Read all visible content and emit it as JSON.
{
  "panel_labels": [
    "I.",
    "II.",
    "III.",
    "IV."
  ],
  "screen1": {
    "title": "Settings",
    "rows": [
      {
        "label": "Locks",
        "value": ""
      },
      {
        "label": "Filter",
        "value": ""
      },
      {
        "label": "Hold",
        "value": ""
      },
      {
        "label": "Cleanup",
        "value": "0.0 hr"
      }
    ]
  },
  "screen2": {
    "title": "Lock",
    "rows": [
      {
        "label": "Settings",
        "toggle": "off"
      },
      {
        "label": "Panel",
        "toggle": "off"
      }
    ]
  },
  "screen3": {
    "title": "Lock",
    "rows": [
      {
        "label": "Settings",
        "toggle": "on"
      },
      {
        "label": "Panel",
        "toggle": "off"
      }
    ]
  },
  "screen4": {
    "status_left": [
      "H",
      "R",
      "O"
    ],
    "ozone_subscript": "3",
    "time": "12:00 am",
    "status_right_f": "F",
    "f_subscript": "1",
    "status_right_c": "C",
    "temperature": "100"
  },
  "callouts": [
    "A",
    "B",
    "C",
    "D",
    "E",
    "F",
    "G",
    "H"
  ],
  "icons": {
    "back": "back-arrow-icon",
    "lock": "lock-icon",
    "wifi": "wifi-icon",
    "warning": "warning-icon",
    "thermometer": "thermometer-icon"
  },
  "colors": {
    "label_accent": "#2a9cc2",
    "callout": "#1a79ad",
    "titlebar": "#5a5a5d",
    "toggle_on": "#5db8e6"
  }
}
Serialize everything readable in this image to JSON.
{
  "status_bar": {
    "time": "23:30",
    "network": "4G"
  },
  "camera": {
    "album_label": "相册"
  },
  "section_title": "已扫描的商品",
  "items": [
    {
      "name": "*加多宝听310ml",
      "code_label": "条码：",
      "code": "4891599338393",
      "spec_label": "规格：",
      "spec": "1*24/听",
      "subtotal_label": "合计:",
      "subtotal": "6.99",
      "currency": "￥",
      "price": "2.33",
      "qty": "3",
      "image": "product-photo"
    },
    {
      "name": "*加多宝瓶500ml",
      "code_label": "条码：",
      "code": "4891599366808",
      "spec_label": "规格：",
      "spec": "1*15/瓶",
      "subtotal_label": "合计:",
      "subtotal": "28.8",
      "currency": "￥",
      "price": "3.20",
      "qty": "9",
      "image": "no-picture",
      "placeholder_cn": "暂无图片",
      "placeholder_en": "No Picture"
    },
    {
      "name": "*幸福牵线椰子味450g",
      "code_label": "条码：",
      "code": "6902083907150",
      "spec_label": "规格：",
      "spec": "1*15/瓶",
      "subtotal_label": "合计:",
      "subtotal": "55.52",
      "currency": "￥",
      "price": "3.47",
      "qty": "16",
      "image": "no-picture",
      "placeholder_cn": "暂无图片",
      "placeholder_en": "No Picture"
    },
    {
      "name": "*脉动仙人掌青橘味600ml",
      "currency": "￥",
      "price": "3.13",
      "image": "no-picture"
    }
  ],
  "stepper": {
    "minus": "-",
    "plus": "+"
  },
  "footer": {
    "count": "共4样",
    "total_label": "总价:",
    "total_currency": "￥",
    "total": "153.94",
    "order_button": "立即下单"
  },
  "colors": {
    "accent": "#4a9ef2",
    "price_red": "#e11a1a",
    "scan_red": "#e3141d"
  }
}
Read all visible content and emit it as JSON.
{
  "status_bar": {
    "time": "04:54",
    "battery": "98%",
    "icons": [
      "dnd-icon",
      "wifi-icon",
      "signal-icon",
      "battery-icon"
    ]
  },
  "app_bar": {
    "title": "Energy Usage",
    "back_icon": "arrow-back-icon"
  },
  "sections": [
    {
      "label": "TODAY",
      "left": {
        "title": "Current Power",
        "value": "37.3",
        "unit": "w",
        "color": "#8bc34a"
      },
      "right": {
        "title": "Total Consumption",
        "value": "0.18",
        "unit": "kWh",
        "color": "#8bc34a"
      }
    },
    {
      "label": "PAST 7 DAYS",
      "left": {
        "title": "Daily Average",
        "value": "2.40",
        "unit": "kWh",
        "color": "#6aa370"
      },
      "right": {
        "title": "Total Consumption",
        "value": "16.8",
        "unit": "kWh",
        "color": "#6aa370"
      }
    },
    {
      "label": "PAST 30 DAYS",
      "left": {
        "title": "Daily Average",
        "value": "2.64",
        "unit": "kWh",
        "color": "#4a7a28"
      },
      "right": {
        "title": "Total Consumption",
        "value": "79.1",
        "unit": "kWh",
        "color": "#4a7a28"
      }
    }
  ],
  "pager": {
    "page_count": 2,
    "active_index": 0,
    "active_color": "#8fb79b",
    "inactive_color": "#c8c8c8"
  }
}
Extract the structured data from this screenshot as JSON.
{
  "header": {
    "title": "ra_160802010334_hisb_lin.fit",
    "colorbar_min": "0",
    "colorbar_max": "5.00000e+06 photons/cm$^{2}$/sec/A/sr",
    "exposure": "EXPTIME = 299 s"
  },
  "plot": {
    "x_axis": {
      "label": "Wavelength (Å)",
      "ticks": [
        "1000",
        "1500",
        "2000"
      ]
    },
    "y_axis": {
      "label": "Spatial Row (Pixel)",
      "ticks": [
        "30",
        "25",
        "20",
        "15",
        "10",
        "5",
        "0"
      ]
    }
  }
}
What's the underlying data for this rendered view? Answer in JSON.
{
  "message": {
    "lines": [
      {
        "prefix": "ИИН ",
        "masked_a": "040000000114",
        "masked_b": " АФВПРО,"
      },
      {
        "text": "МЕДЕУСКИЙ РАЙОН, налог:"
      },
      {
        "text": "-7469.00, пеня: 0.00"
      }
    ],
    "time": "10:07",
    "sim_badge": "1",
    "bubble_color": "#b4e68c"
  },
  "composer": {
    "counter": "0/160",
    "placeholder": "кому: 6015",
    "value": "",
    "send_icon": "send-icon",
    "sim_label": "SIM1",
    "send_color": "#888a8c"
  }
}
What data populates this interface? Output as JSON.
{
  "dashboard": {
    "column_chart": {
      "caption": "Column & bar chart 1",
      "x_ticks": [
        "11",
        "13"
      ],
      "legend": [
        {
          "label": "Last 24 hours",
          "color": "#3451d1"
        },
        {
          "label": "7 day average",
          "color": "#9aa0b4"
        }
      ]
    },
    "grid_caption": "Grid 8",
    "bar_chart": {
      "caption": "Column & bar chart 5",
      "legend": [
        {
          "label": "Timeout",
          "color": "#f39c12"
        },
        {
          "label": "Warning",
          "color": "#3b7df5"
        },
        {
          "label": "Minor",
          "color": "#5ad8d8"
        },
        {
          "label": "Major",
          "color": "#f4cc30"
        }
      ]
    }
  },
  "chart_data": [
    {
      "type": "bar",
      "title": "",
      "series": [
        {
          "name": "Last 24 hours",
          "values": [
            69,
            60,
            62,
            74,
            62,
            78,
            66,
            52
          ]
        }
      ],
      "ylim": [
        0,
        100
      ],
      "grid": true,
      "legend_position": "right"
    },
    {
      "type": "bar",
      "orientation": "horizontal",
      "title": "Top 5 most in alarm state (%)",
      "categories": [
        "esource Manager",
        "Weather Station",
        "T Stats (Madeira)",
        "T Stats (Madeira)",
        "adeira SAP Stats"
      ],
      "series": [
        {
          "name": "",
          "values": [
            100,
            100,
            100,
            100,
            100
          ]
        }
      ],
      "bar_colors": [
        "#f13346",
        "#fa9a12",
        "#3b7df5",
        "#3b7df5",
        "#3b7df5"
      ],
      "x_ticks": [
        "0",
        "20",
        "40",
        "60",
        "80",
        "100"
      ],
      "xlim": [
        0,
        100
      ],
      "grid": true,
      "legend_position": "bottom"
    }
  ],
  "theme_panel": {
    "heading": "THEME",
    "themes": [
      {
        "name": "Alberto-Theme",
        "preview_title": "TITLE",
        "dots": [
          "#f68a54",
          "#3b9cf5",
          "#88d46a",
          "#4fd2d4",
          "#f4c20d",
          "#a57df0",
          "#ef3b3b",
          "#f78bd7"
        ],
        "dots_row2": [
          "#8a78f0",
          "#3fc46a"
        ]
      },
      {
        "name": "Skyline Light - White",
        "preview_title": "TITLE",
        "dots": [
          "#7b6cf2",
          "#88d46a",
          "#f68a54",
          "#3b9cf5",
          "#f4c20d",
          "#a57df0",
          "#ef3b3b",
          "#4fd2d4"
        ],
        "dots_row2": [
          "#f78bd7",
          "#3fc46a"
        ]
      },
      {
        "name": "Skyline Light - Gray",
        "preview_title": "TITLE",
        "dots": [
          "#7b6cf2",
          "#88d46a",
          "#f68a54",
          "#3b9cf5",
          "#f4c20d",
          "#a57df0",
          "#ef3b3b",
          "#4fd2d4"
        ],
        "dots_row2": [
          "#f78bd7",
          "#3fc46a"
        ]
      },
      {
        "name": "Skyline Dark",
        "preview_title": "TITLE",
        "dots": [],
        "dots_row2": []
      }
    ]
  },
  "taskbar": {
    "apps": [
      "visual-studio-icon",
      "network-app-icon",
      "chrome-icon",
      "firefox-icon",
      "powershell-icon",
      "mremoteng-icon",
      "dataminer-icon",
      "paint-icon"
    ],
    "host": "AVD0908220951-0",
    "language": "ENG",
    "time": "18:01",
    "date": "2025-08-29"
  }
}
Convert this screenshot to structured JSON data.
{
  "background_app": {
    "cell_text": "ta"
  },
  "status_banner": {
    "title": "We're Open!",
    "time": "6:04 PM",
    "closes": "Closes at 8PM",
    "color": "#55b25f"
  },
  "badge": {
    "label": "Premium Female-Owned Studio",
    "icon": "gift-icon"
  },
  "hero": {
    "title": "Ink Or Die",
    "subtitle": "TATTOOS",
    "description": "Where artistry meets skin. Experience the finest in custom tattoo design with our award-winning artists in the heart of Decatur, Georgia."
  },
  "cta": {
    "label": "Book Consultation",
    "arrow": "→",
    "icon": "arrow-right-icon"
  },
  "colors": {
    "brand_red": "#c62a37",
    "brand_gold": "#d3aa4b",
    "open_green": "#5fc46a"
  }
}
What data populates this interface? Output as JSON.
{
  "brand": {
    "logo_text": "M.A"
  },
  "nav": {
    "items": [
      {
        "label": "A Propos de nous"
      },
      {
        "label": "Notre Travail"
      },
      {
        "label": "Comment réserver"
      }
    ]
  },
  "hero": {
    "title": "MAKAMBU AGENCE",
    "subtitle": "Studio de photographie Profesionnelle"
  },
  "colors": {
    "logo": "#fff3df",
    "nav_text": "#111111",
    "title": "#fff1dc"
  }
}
* * * *
**Required work**. Identify and copy the lines holding the word "screenshot".

**Final result**.
Extract the structured data from this screenshot as JSON.
Convert this screenshot to structured JSON data.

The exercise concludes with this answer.